_Instructions to follow_.
Which lines of the entries contain the word "Coverage"? Please list them.

_Records provided_.
------------------------------------------------
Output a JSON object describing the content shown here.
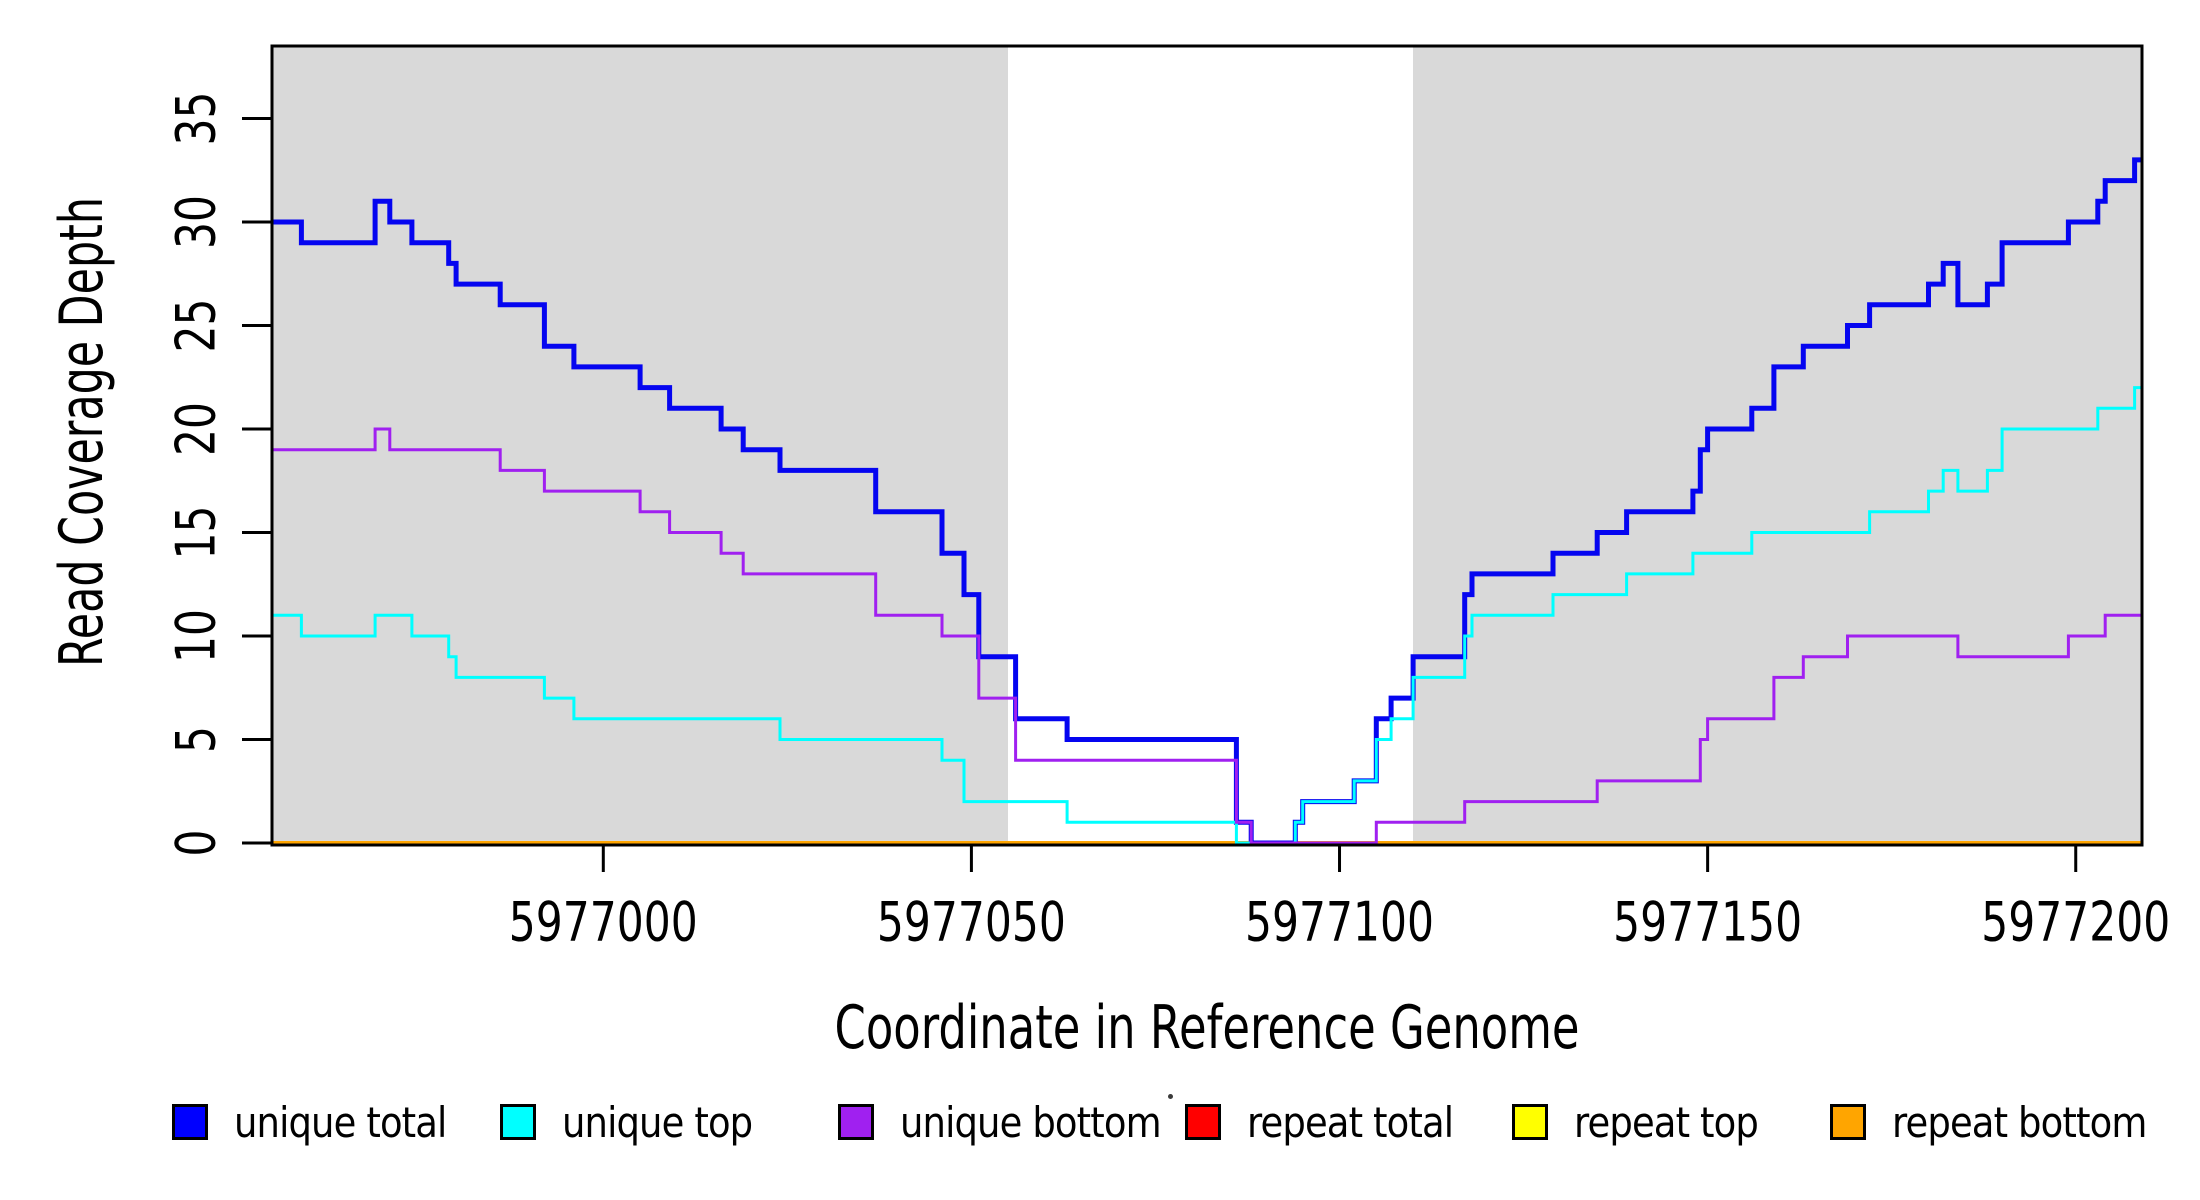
{
  "x_axis": {
    "title": "Coordinate in Reference Genome",
    "ticks": [
      {
        "value": 5977000,
        "label": "5977000"
      },
      {
        "value": 5977050,
        "label": "5977050"
      },
      {
        "value": 5977100,
        "label": "5977100"
      },
      {
        "value": 5977150,
        "label": "5977150"
      },
      {
        "value": 5977200,
        "label": "5977200"
      }
    ]
  },
  "y_axis": {
    "title": "Read Coverage Depth",
    "ticks": [
      {
        "value": 0,
        "label": "0"
      },
      {
        "value": 5,
        "label": "5"
      },
      {
        "value": 10,
        "label": "10"
      },
      {
        "value": 15,
        "label": "15"
      },
      {
        "value": 20,
        "label": "20"
      },
      {
        "value": 25,
        "label": "25"
      },
      {
        "value": 30,
        "label": "30"
      },
      {
        "value": 35,
        "label": "35"
      }
    ]
  },
  "legend": {
    "items": [
      {
        "label": "unique total",
        "color": "#0000FF"
      },
      {
        "label": "unique top",
        "color": "#00FFFF"
      },
      {
        "label": "unique bottom",
        "color": "#A020F0"
      },
      {
        "label": "repeat total",
        "color": "#FF0000"
      },
      {
        "label": "repeat top",
        "color": "#FFFF00"
      },
      {
        "label": "repeat bottom",
        "color": "#FFA500"
      }
    ]
  },
  "chart_data": {
    "type": "line",
    "step_mode": "post",
    "title": "",
    "xlabel": "Coordinate in Reference Genome",
    "ylabel": "Read Coverage Depth",
    "xlim": [
      5976955,
      5977209
    ],
    "ylim": [
      0,
      38.5
    ],
    "grid": false,
    "legend_position": "bottom",
    "background_color": "#FFFFFF",
    "shaded_regions": [
      {
        "x0": 5976955,
        "x1": 5977055,
        "color": "#D9D9D9"
      },
      {
        "x0": 5977110,
        "x1": 5977209,
        "color": "#D9D9D9"
      }
    ],
    "series": [
      {
        "name": "repeat total",
        "color": "#FF0000",
        "width": 3,
        "points": [
          [
            5976955,
            0
          ],
          [
            5977209,
            0
          ]
        ]
      },
      {
        "name": "repeat top",
        "color": "#FFFF00",
        "width": 3,
        "points": [
          [
            5976955,
            0
          ],
          [
            5977209,
            0
          ]
        ]
      },
      {
        "name": "repeat bottom",
        "color": "#FFA500",
        "width": 4,
        "points": [
          [
            5976955,
            0
          ],
          [
            5977209,
            0
          ]
        ]
      },
      {
        "name": "unique total",
        "color": "#0505F0",
        "width": 5,
        "points": [
          [
            5976955,
            30
          ],
          [
            5976959,
            29
          ],
          [
            5976969,
            31
          ],
          [
            5976971,
            30
          ],
          [
            5976974,
            29
          ],
          [
            5976979,
            28
          ],
          [
            5976980,
            27
          ],
          [
            5976986,
            26
          ],
          [
            5976992,
            24
          ],
          [
            5976996,
            23
          ],
          [
            5977005,
            22
          ],
          [
            5977009,
            21
          ],
          [
            5977016,
            20
          ],
          [
            5977019,
            19
          ],
          [
            5977024,
            18
          ],
          [
            5977037,
            16
          ],
          [
            5977046,
            14
          ],
          [
            5977049,
            12
          ],
          [
            5977051,
            9
          ],
          [
            5977056,
            6
          ],
          [
            5977063,
            5
          ],
          [
            5977086,
            1
          ],
          [
            5977088,
            0
          ],
          [
            5977094,
            1
          ],
          [
            5977095,
            2
          ],
          [
            5977102,
            3
          ],
          [
            5977105,
            6
          ],
          [
            5977107,
            7
          ],
          [
            5977110,
            9
          ],
          [
            5977117,
            12
          ],
          [
            5977118,
            13
          ],
          [
            5977129,
            14
          ],
          [
            5977135,
            15
          ],
          [
            5977139,
            16
          ],
          [
            5977148,
            17
          ],
          [
            5977149,
            19
          ],
          [
            5977150,
            20
          ],
          [
            5977156,
            21
          ],
          [
            5977159,
            23
          ],
          [
            5977163,
            24
          ],
          [
            5977169,
            25
          ],
          [
            5977172,
            26
          ],
          [
            5977180,
            27
          ],
          [
            5977182,
            28
          ],
          [
            5977184,
            26
          ],
          [
            5977188,
            27
          ],
          [
            5977190,
            29
          ],
          [
            5977199,
            30
          ],
          [
            5977203,
            31
          ],
          [
            5977204,
            32
          ],
          [
            5977208,
            33
          ],
          [
            5977209,
            33
          ]
        ]
      },
      {
        "name": "unique top",
        "color": "#00FFFF",
        "width": 3,
        "points": [
          [
            5976955,
            11
          ],
          [
            5976959,
            10
          ],
          [
            5976969,
            11
          ],
          [
            5976974,
            10
          ],
          [
            5976979,
            9
          ],
          [
            5976980,
            8
          ],
          [
            5976992,
            7
          ],
          [
            5976996,
            6
          ],
          [
            5977024,
            5
          ],
          [
            5977046,
            4
          ],
          [
            5977049,
            2
          ],
          [
            5977063,
            1
          ],
          [
            5977086,
            0
          ],
          [
            5977094,
            1
          ],
          [
            5977095,
            2
          ],
          [
            5977102,
            3
          ],
          [
            5977105,
            5
          ],
          [
            5977107,
            6
          ],
          [
            5977110,
            8
          ],
          [
            5977117,
            10
          ],
          [
            5977118,
            11
          ],
          [
            5977129,
            12
          ],
          [
            5977139,
            13
          ],
          [
            5977148,
            14
          ],
          [
            5977156,
            15
          ],
          [
            5977172,
            16
          ],
          [
            5977180,
            17
          ],
          [
            5977182,
            18
          ],
          [
            5977184,
            17
          ],
          [
            5977188,
            18
          ],
          [
            5977190,
            20
          ],
          [
            5977203,
            21
          ],
          [
            5977208,
            22
          ],
          [
            5977209,
            22
          ]
        ]
      },
      {
        "name": "unique bottom",
        "color": "#A020F0",
        "width": 3,
        "points": [
          [
            5976955,
            19
          ],
          [
            5976969,
            20
          ],
          [
            5976971,
            19
          ],
          [
            5976986,
            18
          ],
          [
            5976992,
            17
          ],
          [
            5977005,
            16
          ],
          [
            5977009,
            15
          ],
          [
            5977016,
            14
          ],
          [
            5977019,
            13
          ],
          [
            5977037,
            11
          ],
          [
            5977046,
            10
          ],
          [
            5977051,
            7
          ],
          [
            5977056,
            4
          ],
          [
            5977086,
            1
          ],
          [
            5977088,
            0
          ],
          [
            5977105,
            1
          ],
          [
            5977117,
            2
          ],
          [
            5977135,
            3
          ],
          [
            5977149,
            5
          ],
          [
            5977150,
            6
          ],
          [
            5977159,
            8
          ],
          [
            5977163,
            9
          ],
          [
            5977169,
            10
          ],
          [
            5977184,
            9
          ],
          [
            5977199,
            10
          ],
          [
            5977204,
            11
          ],
          [
            5977209,
            11
          ]
        ]
      }
    ]
  },
  "misc": {
    "stray_mark": "·"
  }
}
------------------------------------------------
_Output for this task_.
    "title": "Read Coverage Depth",
    "ylabel": "Read Coverage Depth",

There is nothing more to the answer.